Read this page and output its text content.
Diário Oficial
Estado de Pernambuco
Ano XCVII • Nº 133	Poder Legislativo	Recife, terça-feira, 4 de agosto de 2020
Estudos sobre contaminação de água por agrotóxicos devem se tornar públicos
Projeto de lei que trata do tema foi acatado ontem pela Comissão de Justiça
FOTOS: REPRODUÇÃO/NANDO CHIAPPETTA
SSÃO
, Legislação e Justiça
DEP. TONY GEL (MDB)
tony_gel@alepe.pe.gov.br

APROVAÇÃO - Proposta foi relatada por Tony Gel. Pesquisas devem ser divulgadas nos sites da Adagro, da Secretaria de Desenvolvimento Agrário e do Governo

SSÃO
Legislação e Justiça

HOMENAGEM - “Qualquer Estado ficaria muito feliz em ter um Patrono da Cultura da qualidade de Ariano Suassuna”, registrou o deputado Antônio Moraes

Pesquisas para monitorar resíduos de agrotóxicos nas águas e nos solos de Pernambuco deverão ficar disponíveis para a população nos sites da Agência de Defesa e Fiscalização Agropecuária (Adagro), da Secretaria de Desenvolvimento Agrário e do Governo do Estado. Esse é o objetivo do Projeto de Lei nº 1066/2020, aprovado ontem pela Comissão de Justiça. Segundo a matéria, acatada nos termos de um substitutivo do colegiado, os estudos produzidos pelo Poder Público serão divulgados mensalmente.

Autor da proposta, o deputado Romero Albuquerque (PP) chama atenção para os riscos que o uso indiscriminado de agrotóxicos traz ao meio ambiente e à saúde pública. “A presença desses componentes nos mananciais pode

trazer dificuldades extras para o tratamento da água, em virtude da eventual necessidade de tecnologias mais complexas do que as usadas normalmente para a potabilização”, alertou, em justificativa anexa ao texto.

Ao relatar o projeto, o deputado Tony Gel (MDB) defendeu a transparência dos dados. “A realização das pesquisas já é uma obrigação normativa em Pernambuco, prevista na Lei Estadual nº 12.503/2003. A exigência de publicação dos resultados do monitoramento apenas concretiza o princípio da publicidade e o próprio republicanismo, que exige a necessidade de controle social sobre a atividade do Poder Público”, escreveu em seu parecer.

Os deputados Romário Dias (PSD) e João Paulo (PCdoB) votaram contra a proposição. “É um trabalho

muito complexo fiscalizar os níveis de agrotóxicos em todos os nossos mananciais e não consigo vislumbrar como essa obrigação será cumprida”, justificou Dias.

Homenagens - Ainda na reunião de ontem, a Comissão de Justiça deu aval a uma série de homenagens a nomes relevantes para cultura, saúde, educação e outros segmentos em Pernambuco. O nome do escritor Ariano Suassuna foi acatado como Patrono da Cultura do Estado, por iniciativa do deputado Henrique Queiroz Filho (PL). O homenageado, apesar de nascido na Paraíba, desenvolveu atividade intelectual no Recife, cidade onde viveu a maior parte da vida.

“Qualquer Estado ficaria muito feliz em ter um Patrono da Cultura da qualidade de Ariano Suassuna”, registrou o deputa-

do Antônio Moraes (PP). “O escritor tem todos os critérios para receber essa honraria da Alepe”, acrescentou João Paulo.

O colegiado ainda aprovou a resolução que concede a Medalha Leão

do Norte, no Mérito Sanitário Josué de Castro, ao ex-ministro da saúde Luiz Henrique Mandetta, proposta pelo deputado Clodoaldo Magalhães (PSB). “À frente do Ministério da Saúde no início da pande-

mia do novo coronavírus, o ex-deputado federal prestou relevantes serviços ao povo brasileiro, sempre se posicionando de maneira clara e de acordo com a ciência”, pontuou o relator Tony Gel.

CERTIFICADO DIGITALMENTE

--

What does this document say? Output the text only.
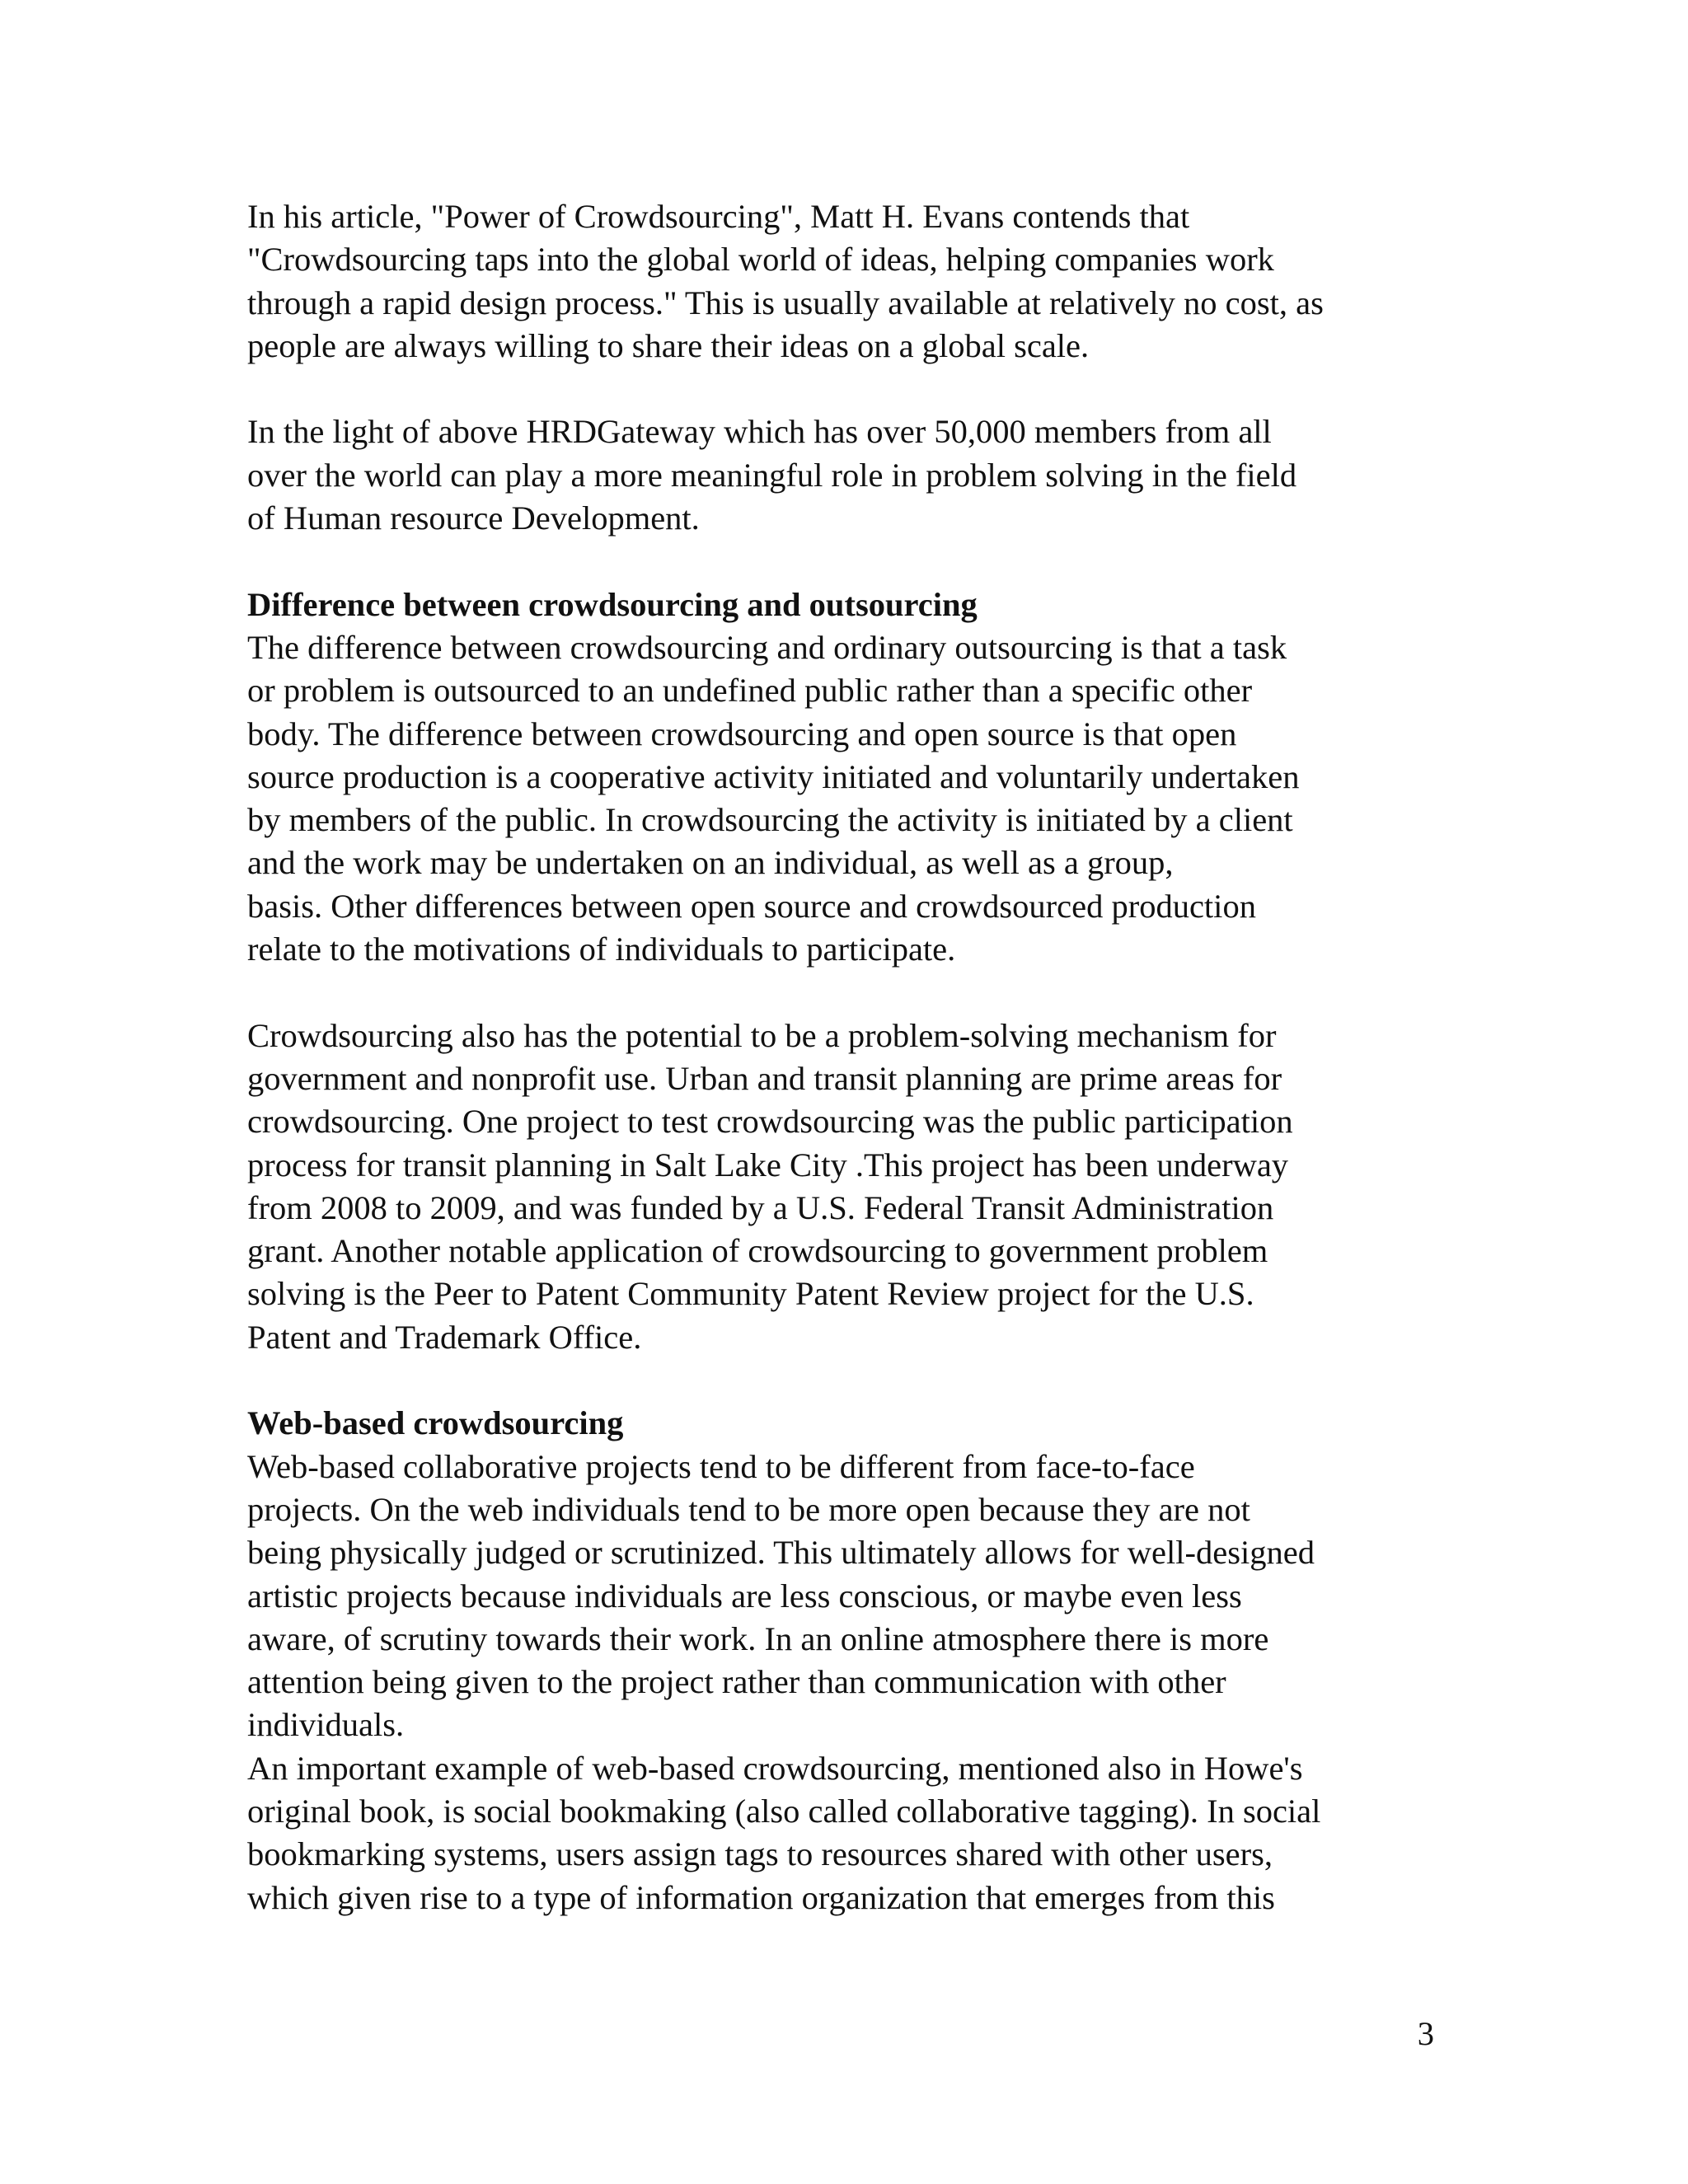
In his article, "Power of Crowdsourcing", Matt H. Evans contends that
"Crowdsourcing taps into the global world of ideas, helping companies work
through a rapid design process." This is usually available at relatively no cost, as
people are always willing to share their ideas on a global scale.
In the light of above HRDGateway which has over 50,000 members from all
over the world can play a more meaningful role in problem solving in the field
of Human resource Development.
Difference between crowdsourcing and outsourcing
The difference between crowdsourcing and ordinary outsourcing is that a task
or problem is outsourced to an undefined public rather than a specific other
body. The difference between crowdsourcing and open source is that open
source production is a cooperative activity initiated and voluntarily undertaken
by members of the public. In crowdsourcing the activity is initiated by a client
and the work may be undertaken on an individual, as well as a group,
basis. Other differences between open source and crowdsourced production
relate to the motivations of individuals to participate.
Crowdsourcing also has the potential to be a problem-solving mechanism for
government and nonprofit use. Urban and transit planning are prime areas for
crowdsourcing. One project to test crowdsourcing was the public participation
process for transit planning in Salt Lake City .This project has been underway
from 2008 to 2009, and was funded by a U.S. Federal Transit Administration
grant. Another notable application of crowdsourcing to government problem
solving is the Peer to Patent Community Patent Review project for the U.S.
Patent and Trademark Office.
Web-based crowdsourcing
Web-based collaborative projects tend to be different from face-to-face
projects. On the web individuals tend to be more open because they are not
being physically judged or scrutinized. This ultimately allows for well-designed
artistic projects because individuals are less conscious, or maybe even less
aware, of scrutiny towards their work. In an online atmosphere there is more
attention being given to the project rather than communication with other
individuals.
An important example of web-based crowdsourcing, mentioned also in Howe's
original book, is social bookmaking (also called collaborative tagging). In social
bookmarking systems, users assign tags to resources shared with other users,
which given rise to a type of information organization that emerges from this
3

--

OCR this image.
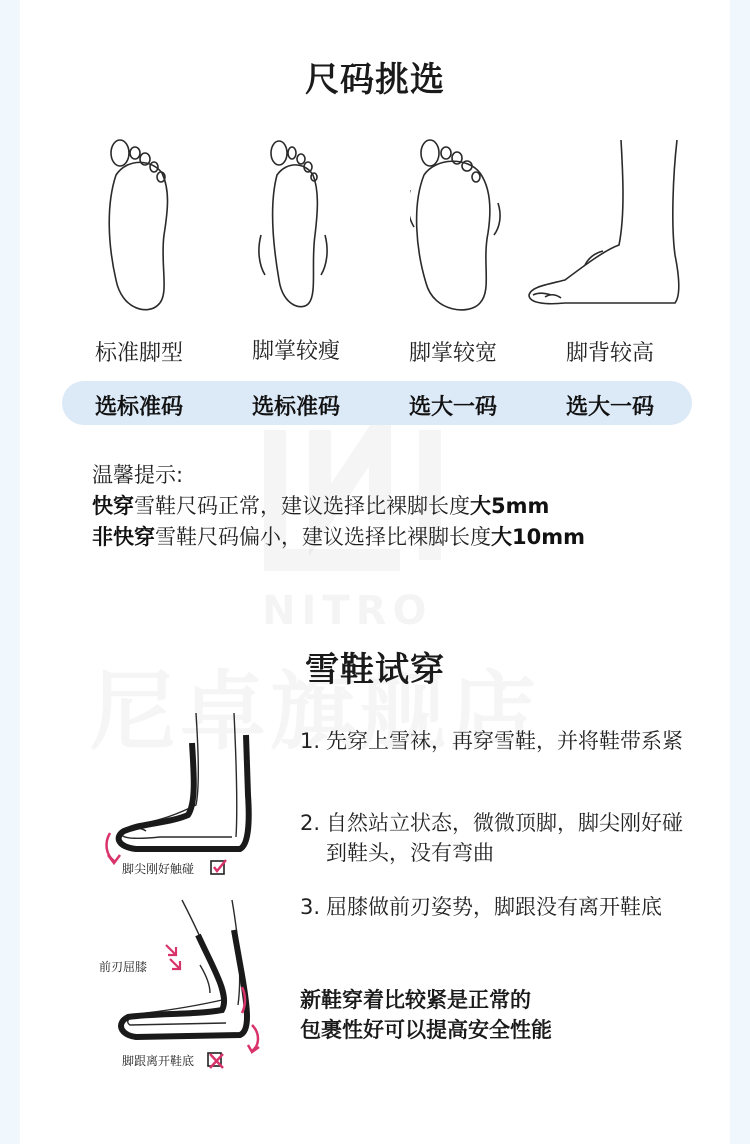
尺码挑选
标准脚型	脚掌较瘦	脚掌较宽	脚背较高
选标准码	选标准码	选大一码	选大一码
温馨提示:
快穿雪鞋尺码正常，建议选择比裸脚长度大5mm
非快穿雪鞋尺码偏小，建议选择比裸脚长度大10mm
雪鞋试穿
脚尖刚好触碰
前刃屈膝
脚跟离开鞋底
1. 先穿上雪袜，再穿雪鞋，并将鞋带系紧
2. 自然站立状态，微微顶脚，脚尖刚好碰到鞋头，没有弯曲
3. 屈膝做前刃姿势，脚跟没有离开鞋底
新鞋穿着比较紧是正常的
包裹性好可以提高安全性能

• **TASK**:
Pull out every line of the entries that includes the word "Desenvolvimento".

• **TASK ANSWER**:
APROVAÇÃO - Proposta foi relatada por Tony Gel. Pesquisas devem ser divulgadas nos sites da Adagro, da Secretaria de Desenvolvimento Agrário e do Governo
Pesquisas para monitorar resíduos de agrotóxicos nas águas e nos solos de Pernambuco deverão ficar disponíveis para a população nos sites da Agência de Defesa e Fiscalização Agropecuária (Adagro), da Secretaria de Desenvolvimento Agrário e do Governo do Estado. Esse é o objetivo do Projeto de Lei nº 1066/2020, aprovado ontem pela Comissão de Justiça. Segundo a matéria, acatada nos termos de um substitutivo do colegiado, os estudos produzidos pelo Poder Público serão divulgados mensalmente.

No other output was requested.